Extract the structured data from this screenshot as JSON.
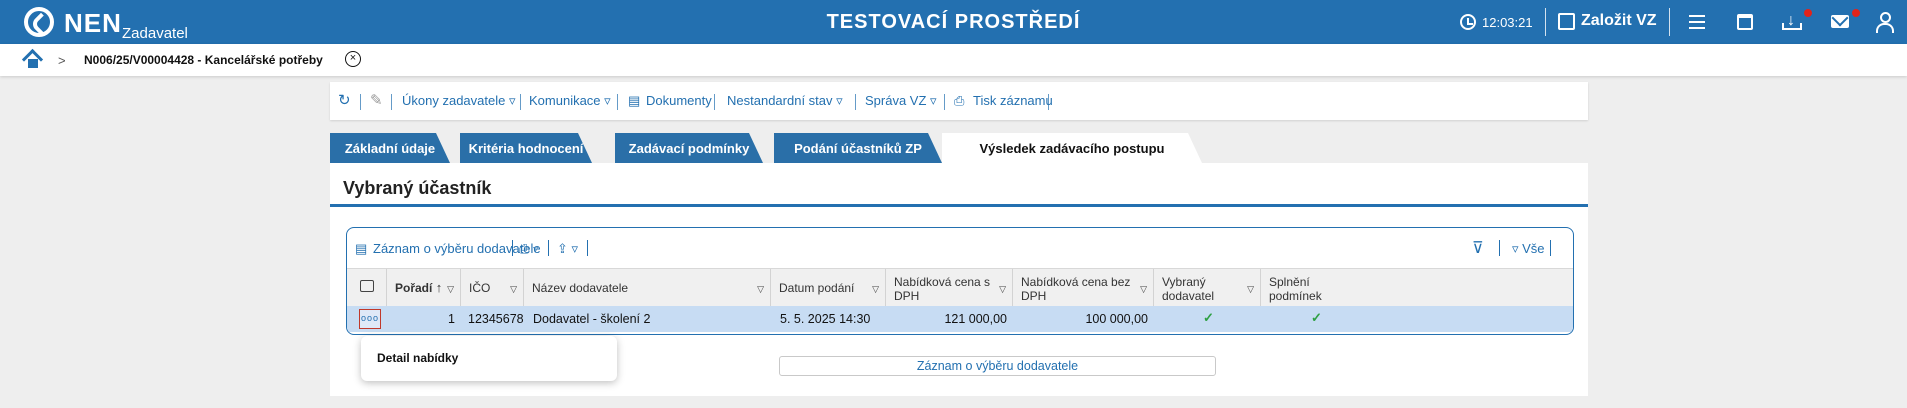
{
  "topbar": {
    "logo_text": "NEN",
    "logo_sub": "Zadavatel",
    "title": "TESTOVACÍ PROSTŘEDÍ",
    "clock": "12:03:21",
    "create_label": "Založit VZ",
    "colors": {
      "bar": "#2370b0",
      "badge": "#e2231a"
    }
  },
  "breadcrumb": {
    "chevron": ">",
    "text": "N006/25/V00004428 - Kancelářské potřeby",
    "close": "×"
  },
  "actions": {
    "refresh": "↻",
    "edit": "✎",
    "ukony": "Úkony zadavatele ▿",
    "komunikace": "Komunikace ▿",
    "dokumenty": "Dokumenty",
    "nestandardni": "Nestandardní stav ▿",
    "sprava": "Správa VZ ▿",
    "tisk": "Tisk záznamu"
  },
  "tabs": [
    {
      "label": "Základní údaje"
    },
    {
      "label": "Kritéria hodnocení"
    },
    {
      "label": "Zadávací podmínky"
    },
    {
      "label": "Podání účastníků ZP"
    },
    {
      "label": "Výsledek zadávacího postupu"
    }
  ],
  "panel": {
    "title": "Vybraný účastník"
  },
  "grid_toolbar": {
    "record": "Záznam o výběru dodavatele",
    "print": "⎙ ▿",
    "export": "⇪ ▿",
    "filter": "⊽",
    "all": "▿ Vše"
  },
  "columns": {
    "poradi": "Pořadí",
    "ico": "IČO",
    "nazev": "Název dodavatele",
    "datum": "Datum podání",
    "cena_s1": "Nabídková cena s",
    "cena_s2": "DPH",
    "cena_bez1": "Nabídková cena bez",
    "cena_bez2": "DPH",
    "vybrany1": "Vybraný",
    "vybrany2": "dodavatel",
    "splneni1": "Splnění",
    "splneni2": "podmínek"
  },
  "row": {
    "dots": "ooo",
    "poradi": "1",
    "ico": "12345678",
    "nazev": "Dodavatel - školení 2",
    "datum": "5. 5. 2025 14:30",
    "cena_s": "121 000,00",
    "cena_bez": "100 000,00",
    "vybrany": "✓",
    "splneni": "✓"
  },
  "popup": {
    "item": "Detail nabídky"
  },
  "bottom_button": "Záznam o výběru dodavatele"
}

Written exercise
In your copy of the listing above, reproduce each line exactly and omit all pictures.

Result
Extract the structured data from this screenshot as JSON.
{
  "topbar": {
    "logo_text": "NEN",
    "logo_sub": "Zadavatel",
    "title": "TESTOVACÍ PROSTŘEDÍ",
    "clock": "12:03:21",
    "create_label": "Založit VZ",
    "colors": {
      "bar": "#2370b0",
      "badge": "#e2231a"
    }
  },
  "breadcrumb": {
    "chevron": ">",
    "text": "N006/25/V00004428 - Kancelářské potřeby",
    "close": "×"
  },
  "actions": {
    "refresh": "↻",
    "edit": "✎",
    "ukony": "Úkony zadavatele ▿",
    "komunikace": "Komunikace ▿",
    "dokumenty": "Dokumenty",
    "nestandardni": "Nestandardní stav ▿",
    "sprava": "Správa VZ ▿",
    "tisk": "Tisk záznamu"
  },
  "tabs": [
    {
      "label": "Základní údaje"
    },
    {
      "label": "Kritéria hodnocení"
    },
    {
      "label": "Zadávací podmínky"
    },
    {
      "label": "Podání účastníků ZP"
    },
    {
      "label": "Výsledek zadávacího postupu"
    }
  ],
  "panel": {
    "title": "Vybraný účastník"
  },
  "grid_toolbar": {
    "record": "Záznam o výběru dodavatele",
    "print": "⎙ ▿",
    "export": "⇪ ▿",
    "filter": "⊽",
    "all": "▿ Vše"
  },
  "columns": {
    "poradi": "Pořadí",
    "ico": "IČO",
    "nazev": "Název dodavatele",
    "datum": "Datum podání",
    "cena_s1": "Nabídková cena s",
    "cena_s2": "DPH",
    "cena_bez1": "Nabídková cena bez",
    "cena_bez2": "DPH",
    "vybrany1": "Vybraný",
    "vybrany2": "dodavatel",
    "splneni1": "Splnění",
    "splneni2": "podmínek"
  },
  "row": {
    "dots": "ooo",
    "poradi": "1",
    "ico": "12345678",
    "nazev": "Dodavatel - školení 2",
    "datum": "5. 5. 2025 14:30",
    "cena_s": "121 000,00",
    "cena_bez": "100 000,00",
    "vybrany": "✓",
    "splneni": "✓"
  },
  "popup": {
    "item": "Detail nabídky"
  },
  "bottom_button": "Záznam o výběru dodavatele"
}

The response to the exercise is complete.